### Entries
=====

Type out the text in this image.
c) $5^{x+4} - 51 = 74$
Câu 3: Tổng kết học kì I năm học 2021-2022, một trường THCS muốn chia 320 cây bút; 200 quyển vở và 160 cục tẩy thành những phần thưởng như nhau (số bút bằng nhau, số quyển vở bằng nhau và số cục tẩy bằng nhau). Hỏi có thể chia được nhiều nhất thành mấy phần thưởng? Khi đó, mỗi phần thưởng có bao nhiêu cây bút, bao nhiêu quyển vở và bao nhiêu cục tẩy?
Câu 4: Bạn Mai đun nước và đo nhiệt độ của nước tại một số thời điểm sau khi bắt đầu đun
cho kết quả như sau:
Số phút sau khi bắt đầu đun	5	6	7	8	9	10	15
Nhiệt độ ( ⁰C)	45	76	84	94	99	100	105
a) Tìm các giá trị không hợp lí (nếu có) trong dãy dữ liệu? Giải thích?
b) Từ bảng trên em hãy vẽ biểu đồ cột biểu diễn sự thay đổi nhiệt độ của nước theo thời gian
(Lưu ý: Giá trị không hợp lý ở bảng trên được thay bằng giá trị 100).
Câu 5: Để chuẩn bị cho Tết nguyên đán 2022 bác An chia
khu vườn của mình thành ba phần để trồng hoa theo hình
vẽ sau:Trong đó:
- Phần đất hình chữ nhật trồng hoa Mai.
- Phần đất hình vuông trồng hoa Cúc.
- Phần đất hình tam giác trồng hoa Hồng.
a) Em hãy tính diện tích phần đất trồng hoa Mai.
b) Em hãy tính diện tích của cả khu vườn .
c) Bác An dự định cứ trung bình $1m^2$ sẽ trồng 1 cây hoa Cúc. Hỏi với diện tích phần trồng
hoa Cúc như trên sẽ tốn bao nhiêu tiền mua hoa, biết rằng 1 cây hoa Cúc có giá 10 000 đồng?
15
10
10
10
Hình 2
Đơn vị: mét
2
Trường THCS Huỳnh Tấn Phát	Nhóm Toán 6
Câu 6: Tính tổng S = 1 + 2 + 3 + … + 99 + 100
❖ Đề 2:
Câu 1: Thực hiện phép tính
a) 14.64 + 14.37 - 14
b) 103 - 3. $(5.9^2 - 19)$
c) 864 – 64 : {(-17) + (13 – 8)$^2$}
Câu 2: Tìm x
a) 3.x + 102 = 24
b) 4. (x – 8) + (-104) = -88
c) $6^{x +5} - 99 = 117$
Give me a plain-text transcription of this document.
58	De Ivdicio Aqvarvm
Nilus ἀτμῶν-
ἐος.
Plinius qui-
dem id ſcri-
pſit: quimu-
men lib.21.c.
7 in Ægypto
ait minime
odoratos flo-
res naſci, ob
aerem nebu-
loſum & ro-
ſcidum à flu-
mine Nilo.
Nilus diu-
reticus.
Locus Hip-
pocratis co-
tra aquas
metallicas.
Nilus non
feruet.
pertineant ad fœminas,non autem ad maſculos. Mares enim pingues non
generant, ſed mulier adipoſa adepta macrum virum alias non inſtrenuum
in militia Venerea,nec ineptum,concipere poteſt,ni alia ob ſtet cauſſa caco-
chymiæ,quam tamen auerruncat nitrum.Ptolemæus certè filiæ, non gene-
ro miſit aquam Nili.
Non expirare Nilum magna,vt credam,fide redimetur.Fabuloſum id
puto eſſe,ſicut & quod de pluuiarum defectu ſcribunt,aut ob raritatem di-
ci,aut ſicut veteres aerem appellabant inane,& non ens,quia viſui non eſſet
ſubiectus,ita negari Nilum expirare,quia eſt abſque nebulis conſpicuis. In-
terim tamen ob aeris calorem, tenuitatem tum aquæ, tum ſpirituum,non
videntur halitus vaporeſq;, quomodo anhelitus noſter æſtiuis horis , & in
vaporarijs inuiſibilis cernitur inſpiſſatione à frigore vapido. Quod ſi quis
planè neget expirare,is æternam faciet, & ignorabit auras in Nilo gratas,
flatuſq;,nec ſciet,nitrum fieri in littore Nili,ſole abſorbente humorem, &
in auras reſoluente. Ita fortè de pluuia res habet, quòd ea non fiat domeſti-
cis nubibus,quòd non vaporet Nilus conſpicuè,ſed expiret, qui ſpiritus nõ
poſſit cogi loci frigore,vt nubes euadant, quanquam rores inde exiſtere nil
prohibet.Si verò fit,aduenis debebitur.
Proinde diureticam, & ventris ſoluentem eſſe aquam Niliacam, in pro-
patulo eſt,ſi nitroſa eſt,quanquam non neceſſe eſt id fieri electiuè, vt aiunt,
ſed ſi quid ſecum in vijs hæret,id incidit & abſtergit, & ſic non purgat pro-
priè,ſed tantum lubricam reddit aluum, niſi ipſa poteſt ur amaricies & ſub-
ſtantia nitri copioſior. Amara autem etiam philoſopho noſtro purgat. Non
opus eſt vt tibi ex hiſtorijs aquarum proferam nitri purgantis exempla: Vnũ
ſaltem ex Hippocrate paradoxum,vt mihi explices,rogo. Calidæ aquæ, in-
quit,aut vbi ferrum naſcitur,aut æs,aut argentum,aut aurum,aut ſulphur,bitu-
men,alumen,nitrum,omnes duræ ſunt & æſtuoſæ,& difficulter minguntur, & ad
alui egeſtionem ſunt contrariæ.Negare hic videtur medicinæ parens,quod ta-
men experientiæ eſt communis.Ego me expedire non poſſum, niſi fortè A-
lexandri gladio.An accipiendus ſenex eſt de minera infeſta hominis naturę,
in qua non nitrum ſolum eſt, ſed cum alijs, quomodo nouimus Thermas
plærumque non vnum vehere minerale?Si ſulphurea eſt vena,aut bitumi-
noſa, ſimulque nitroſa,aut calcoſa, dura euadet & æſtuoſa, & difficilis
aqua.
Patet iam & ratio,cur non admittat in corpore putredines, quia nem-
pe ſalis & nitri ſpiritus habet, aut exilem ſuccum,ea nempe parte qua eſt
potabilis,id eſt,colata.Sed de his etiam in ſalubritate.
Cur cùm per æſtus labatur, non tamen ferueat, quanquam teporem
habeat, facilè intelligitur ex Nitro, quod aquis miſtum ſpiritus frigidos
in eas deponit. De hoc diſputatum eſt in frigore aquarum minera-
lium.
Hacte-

=====

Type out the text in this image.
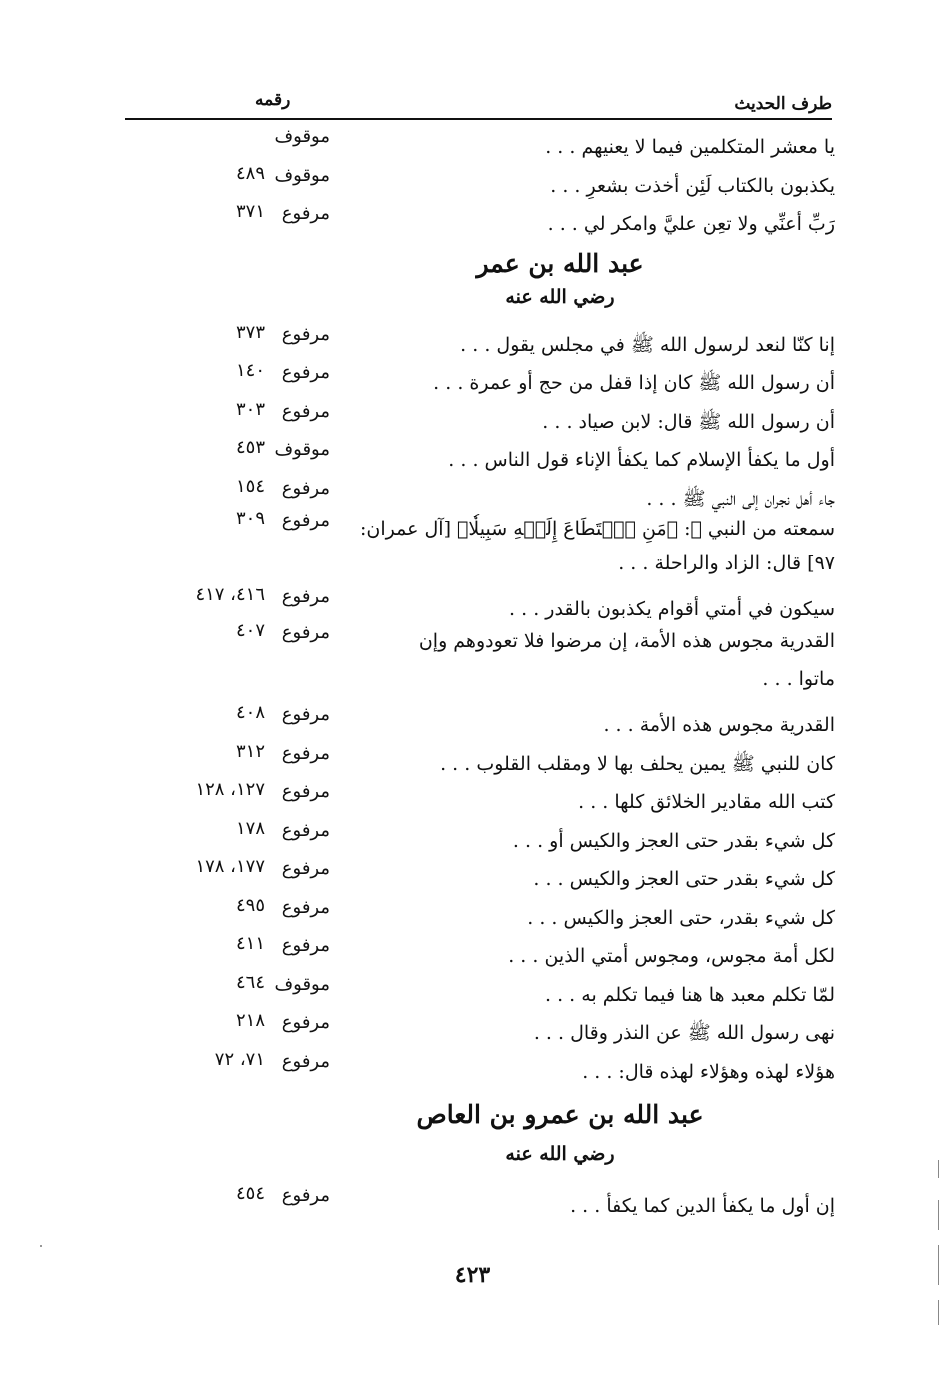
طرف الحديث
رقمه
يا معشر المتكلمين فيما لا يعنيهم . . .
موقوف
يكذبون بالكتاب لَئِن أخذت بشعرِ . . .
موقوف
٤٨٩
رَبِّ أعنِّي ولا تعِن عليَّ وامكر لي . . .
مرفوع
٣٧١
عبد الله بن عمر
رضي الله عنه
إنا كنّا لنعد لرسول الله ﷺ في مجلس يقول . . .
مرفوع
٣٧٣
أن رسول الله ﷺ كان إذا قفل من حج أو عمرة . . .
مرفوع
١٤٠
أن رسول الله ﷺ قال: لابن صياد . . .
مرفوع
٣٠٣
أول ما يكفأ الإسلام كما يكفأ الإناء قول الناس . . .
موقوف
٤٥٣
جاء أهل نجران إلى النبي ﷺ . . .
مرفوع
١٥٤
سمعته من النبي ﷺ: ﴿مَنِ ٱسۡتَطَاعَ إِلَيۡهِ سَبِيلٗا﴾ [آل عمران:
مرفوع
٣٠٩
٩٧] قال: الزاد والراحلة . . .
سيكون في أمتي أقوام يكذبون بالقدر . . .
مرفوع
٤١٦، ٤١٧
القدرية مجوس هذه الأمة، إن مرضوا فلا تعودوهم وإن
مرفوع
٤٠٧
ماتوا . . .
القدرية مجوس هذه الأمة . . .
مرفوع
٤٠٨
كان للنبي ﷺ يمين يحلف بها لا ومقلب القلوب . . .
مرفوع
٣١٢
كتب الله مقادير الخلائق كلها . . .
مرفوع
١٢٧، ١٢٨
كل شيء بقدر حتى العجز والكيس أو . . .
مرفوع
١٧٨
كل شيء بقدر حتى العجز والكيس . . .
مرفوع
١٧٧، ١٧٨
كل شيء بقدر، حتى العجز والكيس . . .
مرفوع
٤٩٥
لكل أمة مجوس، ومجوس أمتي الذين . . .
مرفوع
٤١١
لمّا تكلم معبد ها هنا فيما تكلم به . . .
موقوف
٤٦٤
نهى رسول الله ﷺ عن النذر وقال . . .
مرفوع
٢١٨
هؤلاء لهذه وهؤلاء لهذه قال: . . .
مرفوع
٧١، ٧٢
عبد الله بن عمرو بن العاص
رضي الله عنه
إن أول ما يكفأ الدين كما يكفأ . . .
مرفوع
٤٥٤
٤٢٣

=====

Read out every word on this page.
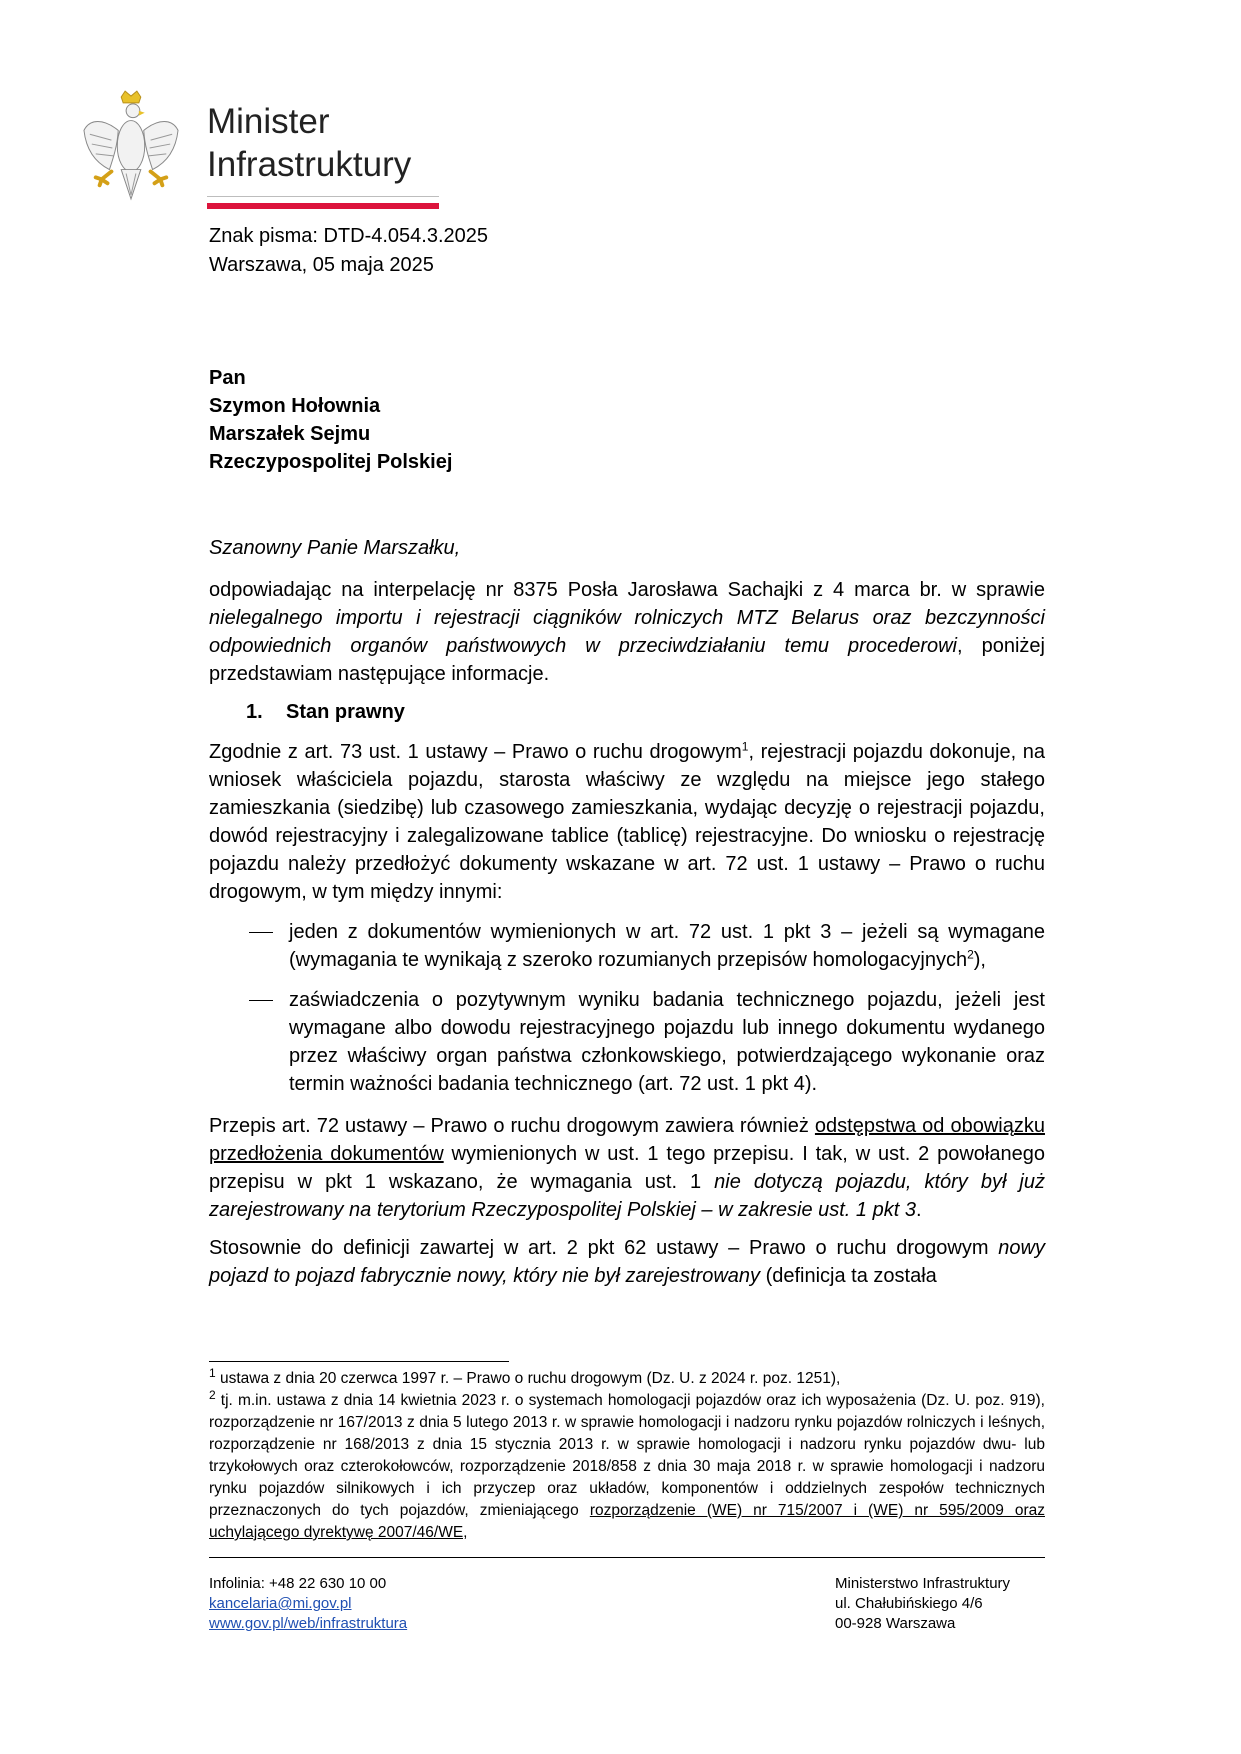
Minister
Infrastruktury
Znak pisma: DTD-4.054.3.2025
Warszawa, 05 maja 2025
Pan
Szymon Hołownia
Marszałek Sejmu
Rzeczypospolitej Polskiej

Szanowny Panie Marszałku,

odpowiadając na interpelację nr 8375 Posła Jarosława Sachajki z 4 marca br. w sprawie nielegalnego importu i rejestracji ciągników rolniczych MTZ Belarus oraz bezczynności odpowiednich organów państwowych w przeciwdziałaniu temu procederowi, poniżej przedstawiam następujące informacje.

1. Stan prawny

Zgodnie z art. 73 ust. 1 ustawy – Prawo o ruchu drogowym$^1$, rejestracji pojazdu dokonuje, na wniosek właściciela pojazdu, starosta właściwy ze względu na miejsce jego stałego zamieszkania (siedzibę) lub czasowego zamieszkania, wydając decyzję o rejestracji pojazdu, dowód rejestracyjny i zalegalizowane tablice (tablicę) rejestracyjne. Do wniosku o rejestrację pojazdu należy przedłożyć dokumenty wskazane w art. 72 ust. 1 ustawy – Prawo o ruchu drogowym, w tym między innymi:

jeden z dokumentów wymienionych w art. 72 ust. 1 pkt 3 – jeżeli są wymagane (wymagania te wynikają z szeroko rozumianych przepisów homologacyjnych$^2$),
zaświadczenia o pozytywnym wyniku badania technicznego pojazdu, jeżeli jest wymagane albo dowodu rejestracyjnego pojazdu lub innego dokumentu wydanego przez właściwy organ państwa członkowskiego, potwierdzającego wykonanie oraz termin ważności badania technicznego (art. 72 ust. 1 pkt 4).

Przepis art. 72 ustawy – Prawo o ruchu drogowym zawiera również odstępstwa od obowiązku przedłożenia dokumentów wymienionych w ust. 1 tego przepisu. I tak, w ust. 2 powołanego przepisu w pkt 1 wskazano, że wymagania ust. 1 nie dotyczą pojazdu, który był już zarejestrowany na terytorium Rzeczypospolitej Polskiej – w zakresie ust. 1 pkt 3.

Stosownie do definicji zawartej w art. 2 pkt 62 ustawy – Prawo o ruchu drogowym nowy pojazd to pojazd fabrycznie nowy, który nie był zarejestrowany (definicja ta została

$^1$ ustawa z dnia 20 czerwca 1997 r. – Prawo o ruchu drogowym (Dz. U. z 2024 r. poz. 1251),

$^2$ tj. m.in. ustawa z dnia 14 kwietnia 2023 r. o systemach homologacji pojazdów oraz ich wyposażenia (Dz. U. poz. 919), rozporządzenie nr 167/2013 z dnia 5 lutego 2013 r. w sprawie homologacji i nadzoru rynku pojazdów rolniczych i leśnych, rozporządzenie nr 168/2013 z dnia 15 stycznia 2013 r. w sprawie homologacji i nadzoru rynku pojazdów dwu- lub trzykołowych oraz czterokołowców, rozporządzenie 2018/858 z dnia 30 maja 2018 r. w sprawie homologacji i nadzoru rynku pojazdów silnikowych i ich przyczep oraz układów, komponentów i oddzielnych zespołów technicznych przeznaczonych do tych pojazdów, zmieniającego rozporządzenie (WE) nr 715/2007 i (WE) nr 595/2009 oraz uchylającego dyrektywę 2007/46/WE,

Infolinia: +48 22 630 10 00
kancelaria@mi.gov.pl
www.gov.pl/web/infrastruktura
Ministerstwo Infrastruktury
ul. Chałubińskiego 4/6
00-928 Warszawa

=====

### Problem statement
Read the lines above. Gather those in which the string "fieri" is found.

### Response to the task
flatuſq;,nec ſciet,nitrum fieri in littore Nili,ſole abſorbente humorem, &
patulo eſt,ſi nitroſa eſt,quanquam non neceſſe eſt id fieri electiuè, vt aiunt,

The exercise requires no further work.